▸ **PROBLEM TO SOLVE**:
Give the number of lines below that contain the word "color", and nothing else.

(Figure dataset records)
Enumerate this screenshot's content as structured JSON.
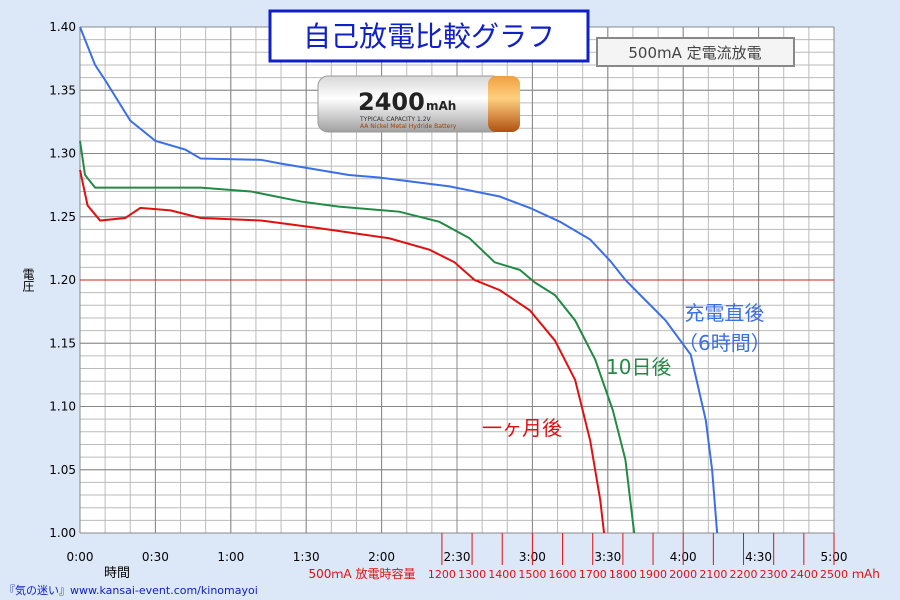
{
  "chart_data": {
    "type": "line",
    "title": "自己放電比較グラフ",
    "subtitle": "500mA 定電流放電",
    "battery": {
      "capacity": "2400",
      "unit": "mAh",
      "spec": "TYPICAL CAPACITY  1.2V",
      "chem": "AA Nickel Metal Hydride Battery"
    },
    "y_label": "電圧",
    "x_label": "時間",
    "footer": "『気の迷い』www.kansai-event.com/kinomayoi",
    "xlim": [
      0,
      300
    ],
    "ylim": [
      1.0,
      1.4
    ],
    "xticks": [
      {
        "value": 0,
        "label": "0:00"
      },
      {
        "value": 30,
        "label": "0:30"
      },
      {
        "value": 60,
        "label": "1:00"
      },
      {
        "value": 90,
        "label": "1:30"
      },
      {
        "value": 120,
        "label": "2:00"
      },
      {
        "value": 150,
        "label": "2:30"
      },
      {
        "value": 180,
        "label": "3:00"
      },
      {
        "value": 210,
        "label": "3:30"
      },
      {
        "value": 240,
        "label": "4:00"
      },
      {
        "value": 270,
        "label": "4:30"
      },
      {
        "value": 300,
        "label": "5:00"
      }
    ],
    "yticks": [
      {
        "value": 1.0,
        "label": "1.00"
      },
      {
        "value": 1.05,
        "label": "1.05"
      },
      {
        "value": 1.1,
        "label": "1.10"
      },
      {
        "value": 1.15,
        "label": "1.15"
      },
      {
        "value": 1.2,
        "label": "1.20"
      },
      {
        "value": 1.25,
        "label": "1.25"
      },
      {
        "value": 1.3,
        "label": "1.30"
      },
      {
        "value": 1.35,
        "label": "1.35"
      },
      {
        "value": 1.4,
        "label": "1.40"
      }
    ],
    "xgrid": [
      10,
      20,
      30,
      40,
      50,
      60,
      70,
      80,
      90,
      100,
      110,
      120,
      130,
      140,
      150,
      160,
      170,
      180,
      190,
      200,
      210,
      220,
      230,
      240,
      250,
      260,
      270,
      280,
      290
    ],
    "ygrid": [
      1.01,
      1.02,
      1.03,
      1.04,
      1.05,
      1.06,
      1.07,
      1.08,
      1.09,
      1.1,
      1.11,
      1.12,
      1.13,
      1.14,
      1.15,
      1.16,
      1.17,
      1.18,
      1.19,
      1.21,
      1.22,
      1.23,
      1.24,
      1.25,
      1.26,
      1.27,
      1.28,
      1.29,
      1.3,
      1.31,
      1.32,
      1.33,
      1.34,
      1.35,
      1.36,
      1.37,
      1.38,
      1.39
    ],
    "reference_line": 1.2,
    "x2_label": "500ｍA 放電時容量",
    "x2_unit": "ｍAh",
    "x2lim": [
      0,
      2500
    ],
    "x2ticks": [
      1200,
      1300,
      1400,
      1500,
      1600,
      1700,
      1800,
      1900,
      2000,
      2100,
      2200,
      2300,
      2400,
      2500
    ],
    "series": [
      {
        "name": "充電直後\n（6時間）",
        "color": "#3a6fe8",
        "x": [
          0,
          6,
          10,
          20,
          30,
          42,
          48,
          72,
          80,
          107,
          119,
          147,
          167,
          179,
          191,
          203,
          211,
          217,
          225,
          233,
          243,
          249,
          251.5,
          253.5
        ],
        "values": [
          1.4,
          1.37,
          1.358,
          1.326,
          1.31,
          1.303,
          1.296,
          1.295,
          1.292,
          1.283,
          1.281,
          1.274,
          1.266,
          1.257,
          1.246,
          1.232,
          1.215,
          1.2,
          1.184,
          1.168,
          1.141,
          1.089,
          1.05,
          1.0
        ]
      },
      {
        "name": "10日後",
        "color": "#228a44",
        "x": [
          0,
          2,
          6,
          48,
          68,
          88,
          103,
          127,
          143,
          155,
          165,
          175,
          181,
          189,
          197,
          205,
          212,
          217,
          220.5
        ],
        "values": [
          1.31,
          1.283,
          1.273,
          1.273,
          1.27,
          1.262,
          1.258,
          1.254,
          1.246,
          1.233,
          1.214,
          1.208,
          1.198,
          1.188,
          1.168,
          1.137,
          1.097,
          1.058,
          1.0
        ]
      },
      {
        "name": "一ヶ月後",
        "color": "#e01010",
        "x": [
          0,
          3,
          8,
          18,
          24,
          36,
          48,
          72,
          95,
          123,
          139,
          149,
          157,
          167,
          179,
          189,
          197,
          203,
          207,
          208.5
        ],
        "values": [
          1.287,
          1.259,
          1.247,
          1.249,
          1.257,
          1.255,
          1.249,
          1.247,
          1.241,
          1.233,
          1.224,
          1.214,
          1.2,
          1.192,
          1.176,
          1.152,
          1.121,
          1.073,
          1.026,
          1.0
        ]
      }
    ]
  }
}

▸ **SOLUTION TO THIS TASK**:
3